— Start of Entries —

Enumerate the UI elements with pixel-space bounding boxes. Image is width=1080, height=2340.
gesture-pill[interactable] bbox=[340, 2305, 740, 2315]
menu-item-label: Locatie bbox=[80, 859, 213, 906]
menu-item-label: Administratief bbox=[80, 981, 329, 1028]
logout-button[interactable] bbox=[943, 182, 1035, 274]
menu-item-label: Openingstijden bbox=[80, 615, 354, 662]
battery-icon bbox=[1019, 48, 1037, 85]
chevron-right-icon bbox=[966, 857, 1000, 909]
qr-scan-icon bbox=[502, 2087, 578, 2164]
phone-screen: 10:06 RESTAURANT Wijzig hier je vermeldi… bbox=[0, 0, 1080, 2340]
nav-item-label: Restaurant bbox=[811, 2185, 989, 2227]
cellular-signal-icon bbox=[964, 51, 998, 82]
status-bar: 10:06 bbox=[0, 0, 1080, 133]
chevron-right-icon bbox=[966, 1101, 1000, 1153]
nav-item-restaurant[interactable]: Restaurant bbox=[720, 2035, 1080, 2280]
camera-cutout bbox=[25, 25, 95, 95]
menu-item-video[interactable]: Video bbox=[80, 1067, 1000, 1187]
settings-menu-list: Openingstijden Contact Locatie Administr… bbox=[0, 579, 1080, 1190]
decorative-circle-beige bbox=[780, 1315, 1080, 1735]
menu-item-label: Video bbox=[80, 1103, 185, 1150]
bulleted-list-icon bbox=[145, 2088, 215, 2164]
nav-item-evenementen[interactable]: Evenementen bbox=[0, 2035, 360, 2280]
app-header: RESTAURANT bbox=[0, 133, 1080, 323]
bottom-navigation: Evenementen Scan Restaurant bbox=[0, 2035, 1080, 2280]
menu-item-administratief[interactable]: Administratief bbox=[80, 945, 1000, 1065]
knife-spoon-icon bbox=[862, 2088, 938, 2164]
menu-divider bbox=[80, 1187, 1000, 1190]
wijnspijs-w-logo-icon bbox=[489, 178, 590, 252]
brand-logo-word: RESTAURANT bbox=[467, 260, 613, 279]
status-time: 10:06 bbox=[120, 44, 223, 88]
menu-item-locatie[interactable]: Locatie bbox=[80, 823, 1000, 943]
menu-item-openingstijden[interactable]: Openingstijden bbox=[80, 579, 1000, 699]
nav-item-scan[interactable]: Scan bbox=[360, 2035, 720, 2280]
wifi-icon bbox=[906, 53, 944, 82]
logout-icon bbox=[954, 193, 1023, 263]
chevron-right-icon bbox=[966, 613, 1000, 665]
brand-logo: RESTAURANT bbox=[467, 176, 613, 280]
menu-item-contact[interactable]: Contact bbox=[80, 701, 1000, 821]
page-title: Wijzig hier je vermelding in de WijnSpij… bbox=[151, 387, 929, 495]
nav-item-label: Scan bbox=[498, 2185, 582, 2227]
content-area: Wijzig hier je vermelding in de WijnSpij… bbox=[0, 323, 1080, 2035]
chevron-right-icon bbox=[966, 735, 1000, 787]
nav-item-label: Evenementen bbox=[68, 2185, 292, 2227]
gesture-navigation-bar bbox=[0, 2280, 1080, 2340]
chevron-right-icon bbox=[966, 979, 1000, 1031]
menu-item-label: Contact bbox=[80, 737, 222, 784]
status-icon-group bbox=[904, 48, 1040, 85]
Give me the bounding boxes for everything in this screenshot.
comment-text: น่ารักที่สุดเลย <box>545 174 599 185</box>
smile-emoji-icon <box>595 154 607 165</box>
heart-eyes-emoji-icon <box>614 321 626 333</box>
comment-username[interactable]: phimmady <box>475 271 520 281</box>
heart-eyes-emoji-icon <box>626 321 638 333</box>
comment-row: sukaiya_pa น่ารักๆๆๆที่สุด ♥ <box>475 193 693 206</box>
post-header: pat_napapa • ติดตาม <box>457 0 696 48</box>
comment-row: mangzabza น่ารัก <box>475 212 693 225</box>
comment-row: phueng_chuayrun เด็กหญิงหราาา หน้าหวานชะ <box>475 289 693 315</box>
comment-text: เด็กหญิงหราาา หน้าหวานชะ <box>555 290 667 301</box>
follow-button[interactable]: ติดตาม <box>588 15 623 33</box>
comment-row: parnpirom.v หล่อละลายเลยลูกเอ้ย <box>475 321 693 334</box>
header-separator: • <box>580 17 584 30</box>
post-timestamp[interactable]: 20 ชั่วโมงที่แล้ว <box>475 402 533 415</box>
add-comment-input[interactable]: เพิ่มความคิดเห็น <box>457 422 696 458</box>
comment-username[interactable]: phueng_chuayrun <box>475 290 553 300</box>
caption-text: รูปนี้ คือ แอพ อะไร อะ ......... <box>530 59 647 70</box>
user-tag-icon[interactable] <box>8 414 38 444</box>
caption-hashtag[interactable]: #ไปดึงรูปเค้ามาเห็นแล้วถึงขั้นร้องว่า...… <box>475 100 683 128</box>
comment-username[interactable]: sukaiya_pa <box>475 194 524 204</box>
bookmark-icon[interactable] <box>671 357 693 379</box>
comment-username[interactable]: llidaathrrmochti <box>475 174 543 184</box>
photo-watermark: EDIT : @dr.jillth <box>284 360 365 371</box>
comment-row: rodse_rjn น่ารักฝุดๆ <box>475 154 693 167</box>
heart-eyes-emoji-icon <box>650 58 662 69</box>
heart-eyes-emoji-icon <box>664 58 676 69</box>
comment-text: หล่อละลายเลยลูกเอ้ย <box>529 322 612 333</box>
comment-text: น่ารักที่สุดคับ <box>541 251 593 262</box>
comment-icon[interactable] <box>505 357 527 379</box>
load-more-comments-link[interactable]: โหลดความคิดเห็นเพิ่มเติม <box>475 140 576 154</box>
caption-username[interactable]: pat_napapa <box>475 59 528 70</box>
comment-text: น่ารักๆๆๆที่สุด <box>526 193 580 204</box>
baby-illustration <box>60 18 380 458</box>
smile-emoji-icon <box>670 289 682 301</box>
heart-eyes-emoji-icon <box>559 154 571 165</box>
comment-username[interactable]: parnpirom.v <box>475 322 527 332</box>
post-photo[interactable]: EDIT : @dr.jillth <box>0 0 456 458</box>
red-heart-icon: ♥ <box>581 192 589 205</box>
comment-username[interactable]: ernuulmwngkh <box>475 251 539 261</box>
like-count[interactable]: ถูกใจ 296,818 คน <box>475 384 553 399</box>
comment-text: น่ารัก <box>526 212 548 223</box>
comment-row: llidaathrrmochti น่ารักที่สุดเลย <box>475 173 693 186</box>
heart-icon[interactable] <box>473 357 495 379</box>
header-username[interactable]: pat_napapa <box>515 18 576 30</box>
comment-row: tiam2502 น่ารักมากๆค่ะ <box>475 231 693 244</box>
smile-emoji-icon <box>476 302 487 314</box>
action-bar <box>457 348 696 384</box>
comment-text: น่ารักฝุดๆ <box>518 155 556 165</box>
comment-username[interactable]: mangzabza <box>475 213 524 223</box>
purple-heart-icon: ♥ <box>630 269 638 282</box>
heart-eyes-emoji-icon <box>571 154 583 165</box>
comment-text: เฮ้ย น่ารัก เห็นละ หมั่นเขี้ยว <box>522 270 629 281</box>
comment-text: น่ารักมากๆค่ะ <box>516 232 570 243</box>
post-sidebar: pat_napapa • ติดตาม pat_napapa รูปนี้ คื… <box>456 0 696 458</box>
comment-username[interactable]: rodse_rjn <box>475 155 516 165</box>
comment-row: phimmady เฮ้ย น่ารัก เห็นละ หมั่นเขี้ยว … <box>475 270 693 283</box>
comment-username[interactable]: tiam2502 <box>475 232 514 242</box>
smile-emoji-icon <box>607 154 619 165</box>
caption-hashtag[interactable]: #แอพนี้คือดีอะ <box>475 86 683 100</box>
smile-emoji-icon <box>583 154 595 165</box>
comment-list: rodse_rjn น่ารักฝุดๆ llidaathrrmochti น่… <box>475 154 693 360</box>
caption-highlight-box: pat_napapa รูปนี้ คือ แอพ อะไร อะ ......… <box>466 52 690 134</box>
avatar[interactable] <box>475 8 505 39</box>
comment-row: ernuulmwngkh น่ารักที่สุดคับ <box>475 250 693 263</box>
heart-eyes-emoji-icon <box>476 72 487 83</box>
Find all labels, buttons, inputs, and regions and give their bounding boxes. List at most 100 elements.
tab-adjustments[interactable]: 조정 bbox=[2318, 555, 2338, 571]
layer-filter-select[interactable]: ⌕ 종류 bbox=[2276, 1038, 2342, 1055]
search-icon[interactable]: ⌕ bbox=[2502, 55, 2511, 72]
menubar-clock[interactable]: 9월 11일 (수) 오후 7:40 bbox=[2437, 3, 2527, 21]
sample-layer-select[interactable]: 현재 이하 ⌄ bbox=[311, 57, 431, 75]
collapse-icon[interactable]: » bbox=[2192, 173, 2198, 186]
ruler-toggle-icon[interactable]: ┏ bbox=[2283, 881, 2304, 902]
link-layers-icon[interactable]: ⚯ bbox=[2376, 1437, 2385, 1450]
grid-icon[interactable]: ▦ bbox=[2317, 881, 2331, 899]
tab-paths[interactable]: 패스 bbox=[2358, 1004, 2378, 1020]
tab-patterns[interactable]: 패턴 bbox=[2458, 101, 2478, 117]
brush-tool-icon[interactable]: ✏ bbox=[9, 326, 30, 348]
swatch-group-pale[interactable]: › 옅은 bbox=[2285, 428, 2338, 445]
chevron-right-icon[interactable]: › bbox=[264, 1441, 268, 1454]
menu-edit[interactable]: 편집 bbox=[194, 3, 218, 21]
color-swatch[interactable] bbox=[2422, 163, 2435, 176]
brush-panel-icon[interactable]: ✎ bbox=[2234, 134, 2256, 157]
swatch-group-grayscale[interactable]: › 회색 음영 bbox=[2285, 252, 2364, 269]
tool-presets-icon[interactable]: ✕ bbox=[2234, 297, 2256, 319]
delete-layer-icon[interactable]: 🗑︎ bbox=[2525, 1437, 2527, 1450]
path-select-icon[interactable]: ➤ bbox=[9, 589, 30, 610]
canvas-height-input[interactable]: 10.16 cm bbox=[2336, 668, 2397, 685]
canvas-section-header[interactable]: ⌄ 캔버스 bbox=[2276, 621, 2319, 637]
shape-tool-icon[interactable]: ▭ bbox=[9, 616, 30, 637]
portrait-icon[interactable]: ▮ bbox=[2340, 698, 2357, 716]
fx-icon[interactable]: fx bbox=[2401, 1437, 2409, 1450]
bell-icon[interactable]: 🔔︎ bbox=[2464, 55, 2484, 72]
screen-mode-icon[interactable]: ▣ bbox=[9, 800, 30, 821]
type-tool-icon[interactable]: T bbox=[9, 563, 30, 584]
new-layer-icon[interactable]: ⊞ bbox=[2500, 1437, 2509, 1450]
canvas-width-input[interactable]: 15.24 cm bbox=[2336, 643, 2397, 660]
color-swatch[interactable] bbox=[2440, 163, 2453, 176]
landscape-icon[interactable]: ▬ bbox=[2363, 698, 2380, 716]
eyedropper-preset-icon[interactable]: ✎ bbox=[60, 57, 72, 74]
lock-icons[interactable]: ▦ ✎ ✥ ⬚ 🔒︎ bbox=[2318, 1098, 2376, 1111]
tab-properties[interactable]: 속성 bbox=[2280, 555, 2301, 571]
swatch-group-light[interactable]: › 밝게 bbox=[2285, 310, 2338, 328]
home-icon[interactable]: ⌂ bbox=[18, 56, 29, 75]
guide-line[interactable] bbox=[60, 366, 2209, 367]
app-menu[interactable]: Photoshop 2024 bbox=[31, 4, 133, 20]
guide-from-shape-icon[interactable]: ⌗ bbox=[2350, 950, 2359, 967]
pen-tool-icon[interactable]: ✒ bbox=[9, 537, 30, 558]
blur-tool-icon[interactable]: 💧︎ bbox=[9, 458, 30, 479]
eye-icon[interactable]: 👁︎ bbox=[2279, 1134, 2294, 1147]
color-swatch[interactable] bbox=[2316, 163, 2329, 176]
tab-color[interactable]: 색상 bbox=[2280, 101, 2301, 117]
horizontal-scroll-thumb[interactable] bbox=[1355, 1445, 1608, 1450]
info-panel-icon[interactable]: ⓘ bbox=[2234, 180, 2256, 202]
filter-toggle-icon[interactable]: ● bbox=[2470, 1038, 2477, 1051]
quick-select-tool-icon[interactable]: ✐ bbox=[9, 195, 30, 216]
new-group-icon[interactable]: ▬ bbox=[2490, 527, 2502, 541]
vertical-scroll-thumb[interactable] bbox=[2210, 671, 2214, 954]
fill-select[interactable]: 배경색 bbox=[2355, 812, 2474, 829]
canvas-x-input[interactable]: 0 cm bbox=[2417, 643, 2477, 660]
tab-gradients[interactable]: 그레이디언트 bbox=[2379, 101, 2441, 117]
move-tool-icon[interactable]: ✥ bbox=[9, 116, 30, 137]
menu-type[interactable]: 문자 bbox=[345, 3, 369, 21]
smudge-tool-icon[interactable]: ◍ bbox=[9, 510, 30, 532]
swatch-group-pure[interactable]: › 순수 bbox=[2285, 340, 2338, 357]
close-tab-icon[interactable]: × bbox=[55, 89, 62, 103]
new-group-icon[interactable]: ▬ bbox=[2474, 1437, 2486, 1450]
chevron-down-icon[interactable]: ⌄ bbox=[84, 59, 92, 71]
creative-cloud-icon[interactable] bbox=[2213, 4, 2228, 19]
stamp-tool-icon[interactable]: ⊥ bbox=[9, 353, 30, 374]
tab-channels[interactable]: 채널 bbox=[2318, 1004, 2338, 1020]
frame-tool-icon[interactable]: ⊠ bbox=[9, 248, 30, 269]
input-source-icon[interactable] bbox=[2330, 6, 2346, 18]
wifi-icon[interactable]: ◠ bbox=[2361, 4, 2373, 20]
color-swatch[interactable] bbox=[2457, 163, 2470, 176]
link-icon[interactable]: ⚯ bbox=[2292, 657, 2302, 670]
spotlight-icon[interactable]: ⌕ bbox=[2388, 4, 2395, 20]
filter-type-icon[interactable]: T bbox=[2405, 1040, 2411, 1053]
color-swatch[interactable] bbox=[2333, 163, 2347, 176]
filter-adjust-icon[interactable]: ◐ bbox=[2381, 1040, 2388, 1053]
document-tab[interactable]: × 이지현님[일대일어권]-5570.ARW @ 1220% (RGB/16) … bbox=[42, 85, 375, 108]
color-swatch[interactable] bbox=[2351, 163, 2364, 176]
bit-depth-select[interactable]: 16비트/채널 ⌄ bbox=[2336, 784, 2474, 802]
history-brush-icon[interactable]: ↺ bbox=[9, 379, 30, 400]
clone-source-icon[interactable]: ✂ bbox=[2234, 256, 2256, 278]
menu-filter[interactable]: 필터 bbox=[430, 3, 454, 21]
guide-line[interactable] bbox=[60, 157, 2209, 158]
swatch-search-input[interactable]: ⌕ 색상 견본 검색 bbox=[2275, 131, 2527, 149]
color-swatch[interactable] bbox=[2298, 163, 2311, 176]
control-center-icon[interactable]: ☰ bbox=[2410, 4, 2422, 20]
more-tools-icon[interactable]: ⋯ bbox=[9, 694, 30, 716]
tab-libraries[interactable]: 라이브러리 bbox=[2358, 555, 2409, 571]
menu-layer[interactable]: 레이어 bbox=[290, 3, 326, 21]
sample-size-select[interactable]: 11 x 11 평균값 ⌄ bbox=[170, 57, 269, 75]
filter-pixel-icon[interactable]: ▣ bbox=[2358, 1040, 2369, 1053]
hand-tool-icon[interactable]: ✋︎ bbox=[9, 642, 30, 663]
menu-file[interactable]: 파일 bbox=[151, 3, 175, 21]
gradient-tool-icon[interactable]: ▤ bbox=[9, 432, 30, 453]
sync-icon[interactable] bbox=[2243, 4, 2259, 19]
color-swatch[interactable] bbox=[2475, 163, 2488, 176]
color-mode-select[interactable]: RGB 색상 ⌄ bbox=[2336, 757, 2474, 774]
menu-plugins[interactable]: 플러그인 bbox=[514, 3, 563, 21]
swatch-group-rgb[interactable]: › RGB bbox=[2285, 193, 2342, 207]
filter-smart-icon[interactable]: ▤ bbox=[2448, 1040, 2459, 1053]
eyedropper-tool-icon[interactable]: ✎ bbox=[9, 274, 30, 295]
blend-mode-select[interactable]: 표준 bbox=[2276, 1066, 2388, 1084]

— End of Entries —

Given task: Reproduce the lines from the start of the records through the one containing "qr-scan-icon bbox=[502, 2087, 578, 2164]", both included, with no changes.

Solution for this task:
Enumerate the UI elements with pixel-space bounding boxes. Image is width=1080, height=2340.
gesture-pill[interactable] bbox=[340, 2305, 740, 2315]
menu-item-label: Locatie bbox=[80, 859, 213, 906]
menu-item-label: Administratief bbox=[80, 981, 329, 1028]
logout-button[interactable] bbox=[943, 182, 1035, 274]
menu-item-label: Openingstijden bbox=[80, 615, 354, 662]
battery-icon bbox=[1019, 48, 1037, 85]
chevron-right-icon bbox=[966, 857, 1000, 909]
qr-scan-icon bbox=[502, 2087, 578, 2164]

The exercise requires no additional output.